Because of the different fields of view and angles during scanning, a given mineral particle can have different positions in QEMSCAN and MAPS images, so the two images cannot be directly used for comparison and correction. Thus, registering and alignment of QEMSCAN and MAPS images are required. The alignment methods are applied to the high-precision backscattering MAPS imagery during mineral quantification analysis of each mineral to carry out calibration and correction.

For QEMSCAN and MAPS images, the differences between the two are mainly translational and rotational, namely, rigid body motion (Figure 2). Therefore, affine transformation can conduct image registration. Generally, parameters related to Equation (2) were selected for point characterization through affine transformation.

$$\{\begin{array}{c}{x}^{\prime }=xcos\theta -ysin\theta +t_x\\ y^{\prime }=ycos\theta +xsin\theta +t_y\end{array},$$

(2)

where (x, y) represents the original starting point coordinates, (x′, y′) refers to the point coordinates following affine transformation, (t_x, t_y) are translation vectors, and $\theta$ is the rotation angle.

- **PROVIDED DATA**:
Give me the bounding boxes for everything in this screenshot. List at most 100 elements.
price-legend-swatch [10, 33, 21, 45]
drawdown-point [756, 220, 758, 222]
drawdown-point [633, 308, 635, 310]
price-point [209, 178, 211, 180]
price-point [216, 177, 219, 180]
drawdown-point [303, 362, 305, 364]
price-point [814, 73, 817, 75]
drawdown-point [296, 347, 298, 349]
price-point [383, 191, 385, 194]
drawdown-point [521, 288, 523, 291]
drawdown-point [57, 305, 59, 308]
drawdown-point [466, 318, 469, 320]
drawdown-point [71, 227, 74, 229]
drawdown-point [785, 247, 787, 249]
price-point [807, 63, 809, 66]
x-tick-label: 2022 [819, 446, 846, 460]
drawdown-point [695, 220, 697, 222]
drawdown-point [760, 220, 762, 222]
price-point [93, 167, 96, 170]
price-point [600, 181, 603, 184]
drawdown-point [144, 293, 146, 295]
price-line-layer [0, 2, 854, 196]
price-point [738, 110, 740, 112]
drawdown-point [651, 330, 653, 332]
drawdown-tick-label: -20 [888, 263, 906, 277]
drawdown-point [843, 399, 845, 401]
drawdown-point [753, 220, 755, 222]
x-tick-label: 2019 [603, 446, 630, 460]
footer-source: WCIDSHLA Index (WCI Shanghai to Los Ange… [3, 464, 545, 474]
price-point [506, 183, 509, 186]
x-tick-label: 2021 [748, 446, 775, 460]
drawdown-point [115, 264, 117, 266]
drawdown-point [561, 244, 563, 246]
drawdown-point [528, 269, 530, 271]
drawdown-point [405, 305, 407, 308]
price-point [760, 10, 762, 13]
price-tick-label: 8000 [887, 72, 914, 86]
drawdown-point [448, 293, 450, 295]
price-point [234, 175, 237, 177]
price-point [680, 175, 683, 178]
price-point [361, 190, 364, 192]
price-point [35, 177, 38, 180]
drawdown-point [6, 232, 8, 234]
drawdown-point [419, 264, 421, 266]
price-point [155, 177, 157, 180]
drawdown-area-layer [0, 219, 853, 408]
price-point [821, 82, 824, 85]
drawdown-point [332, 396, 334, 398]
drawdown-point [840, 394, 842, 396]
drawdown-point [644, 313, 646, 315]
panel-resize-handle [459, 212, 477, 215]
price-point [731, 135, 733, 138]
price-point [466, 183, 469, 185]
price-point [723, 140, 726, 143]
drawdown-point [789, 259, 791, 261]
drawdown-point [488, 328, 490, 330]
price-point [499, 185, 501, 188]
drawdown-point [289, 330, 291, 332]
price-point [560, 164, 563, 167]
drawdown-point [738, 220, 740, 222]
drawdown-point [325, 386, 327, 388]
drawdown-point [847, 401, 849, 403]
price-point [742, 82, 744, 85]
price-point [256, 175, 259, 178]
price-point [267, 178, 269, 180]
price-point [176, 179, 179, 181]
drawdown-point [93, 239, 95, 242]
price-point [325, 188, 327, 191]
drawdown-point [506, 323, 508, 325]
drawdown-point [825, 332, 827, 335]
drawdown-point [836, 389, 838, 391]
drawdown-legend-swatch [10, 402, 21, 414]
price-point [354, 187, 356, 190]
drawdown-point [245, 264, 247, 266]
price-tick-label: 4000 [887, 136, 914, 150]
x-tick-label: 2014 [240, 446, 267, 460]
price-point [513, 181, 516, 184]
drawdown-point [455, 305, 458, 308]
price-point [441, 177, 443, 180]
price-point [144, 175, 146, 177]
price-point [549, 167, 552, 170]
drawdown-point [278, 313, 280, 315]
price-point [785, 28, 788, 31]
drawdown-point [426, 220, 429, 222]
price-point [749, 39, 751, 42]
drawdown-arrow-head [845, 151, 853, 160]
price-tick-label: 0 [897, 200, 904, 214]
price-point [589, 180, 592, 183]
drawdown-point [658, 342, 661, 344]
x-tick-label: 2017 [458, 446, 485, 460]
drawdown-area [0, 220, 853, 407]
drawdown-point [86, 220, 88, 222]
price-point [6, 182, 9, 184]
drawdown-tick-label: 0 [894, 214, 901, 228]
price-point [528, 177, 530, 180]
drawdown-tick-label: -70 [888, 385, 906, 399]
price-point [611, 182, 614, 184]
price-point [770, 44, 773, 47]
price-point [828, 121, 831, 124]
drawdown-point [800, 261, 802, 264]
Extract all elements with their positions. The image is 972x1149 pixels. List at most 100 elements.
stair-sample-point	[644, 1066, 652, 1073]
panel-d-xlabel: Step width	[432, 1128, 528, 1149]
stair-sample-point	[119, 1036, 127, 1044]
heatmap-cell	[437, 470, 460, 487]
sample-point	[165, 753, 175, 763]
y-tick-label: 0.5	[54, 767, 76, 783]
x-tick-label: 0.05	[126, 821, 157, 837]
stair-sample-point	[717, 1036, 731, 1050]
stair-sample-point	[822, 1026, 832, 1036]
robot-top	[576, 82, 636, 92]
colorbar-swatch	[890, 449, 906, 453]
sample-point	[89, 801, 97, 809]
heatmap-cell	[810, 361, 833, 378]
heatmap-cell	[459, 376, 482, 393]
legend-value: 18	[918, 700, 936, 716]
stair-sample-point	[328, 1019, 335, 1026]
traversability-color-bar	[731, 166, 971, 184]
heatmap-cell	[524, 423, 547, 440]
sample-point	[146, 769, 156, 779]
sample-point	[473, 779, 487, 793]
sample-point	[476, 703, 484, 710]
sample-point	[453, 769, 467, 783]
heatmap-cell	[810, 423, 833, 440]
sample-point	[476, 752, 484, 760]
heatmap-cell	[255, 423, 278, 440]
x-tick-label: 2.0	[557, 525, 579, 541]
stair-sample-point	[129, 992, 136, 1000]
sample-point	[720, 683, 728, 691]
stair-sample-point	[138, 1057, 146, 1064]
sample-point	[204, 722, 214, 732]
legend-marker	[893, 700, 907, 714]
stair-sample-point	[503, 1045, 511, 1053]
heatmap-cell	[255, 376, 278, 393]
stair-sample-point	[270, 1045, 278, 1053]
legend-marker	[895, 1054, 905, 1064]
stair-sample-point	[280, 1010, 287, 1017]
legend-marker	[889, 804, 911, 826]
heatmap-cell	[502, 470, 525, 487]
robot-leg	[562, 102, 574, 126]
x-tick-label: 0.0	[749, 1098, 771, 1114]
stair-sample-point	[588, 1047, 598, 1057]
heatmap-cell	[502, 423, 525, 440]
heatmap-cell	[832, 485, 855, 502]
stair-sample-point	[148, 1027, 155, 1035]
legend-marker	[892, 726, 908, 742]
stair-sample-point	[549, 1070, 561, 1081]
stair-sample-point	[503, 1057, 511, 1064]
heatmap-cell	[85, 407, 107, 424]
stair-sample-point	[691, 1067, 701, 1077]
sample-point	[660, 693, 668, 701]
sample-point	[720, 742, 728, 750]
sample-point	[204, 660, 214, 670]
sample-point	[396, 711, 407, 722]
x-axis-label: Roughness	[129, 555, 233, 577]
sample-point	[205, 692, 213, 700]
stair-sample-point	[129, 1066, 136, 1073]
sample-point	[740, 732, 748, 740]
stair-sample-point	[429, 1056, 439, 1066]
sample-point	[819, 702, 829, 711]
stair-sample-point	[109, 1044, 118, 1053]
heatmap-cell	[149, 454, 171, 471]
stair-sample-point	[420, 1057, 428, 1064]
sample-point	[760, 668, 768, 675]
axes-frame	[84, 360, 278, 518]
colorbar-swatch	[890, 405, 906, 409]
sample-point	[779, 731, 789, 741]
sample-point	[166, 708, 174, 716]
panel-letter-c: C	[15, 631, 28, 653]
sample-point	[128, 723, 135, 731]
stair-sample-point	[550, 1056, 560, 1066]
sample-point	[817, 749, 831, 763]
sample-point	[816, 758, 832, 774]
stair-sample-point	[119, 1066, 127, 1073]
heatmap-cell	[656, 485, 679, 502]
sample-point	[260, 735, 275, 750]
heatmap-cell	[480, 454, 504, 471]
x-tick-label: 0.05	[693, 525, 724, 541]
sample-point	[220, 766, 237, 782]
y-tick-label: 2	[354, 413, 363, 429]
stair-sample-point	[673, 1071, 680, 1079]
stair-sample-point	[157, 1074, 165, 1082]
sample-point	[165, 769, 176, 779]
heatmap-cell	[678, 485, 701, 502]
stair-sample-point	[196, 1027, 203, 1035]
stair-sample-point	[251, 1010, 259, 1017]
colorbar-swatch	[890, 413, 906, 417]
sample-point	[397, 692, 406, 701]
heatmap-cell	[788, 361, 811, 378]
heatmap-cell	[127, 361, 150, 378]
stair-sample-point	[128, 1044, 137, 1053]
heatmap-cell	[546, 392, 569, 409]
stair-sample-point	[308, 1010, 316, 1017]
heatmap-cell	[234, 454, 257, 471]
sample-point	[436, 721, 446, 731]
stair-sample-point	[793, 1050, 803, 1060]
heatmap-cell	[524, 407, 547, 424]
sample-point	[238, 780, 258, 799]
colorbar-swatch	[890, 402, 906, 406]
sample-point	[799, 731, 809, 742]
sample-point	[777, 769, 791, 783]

- **TO BE DONE**:
**A.** Sum up the passage on aligning QEMSCAN and MAPS images in two sentences.
**B.** Write out the stretch of the entries from their first line through the line that contains "price-point [383, 191, 385, 194]", including both ends.
The entries are unrelated to the text.

- **SOLUTION LIST**:
**A.** Different scanning angles and fields of view can place the same mineral particle in different positions in QEMSCAN and MAPS images, so the images must be registered and aligned before they can be compared and corrected. The differences are mainly translation and rotation, so an affine transformation that uses a rotation angle and translation vectors is used to register them.

**B.**
Give me the bounding boxes for everything in this screenshot. List at most 100 elements.
price-legend-swatch [10, 33, 21, 45]
drawdown-point [756, 220, 758, 222]
drawdown-point [633, 308, 635, 310]
price-point [209, 178, 211, 180]
price-point [216, 177, 219, 180]
drawdown-point [303, 362, 305, 364]
price-point [814, 73, 817, 75]
drawdown-point [296, 347, 298, 349]
price-point [383, 191, 385, 194]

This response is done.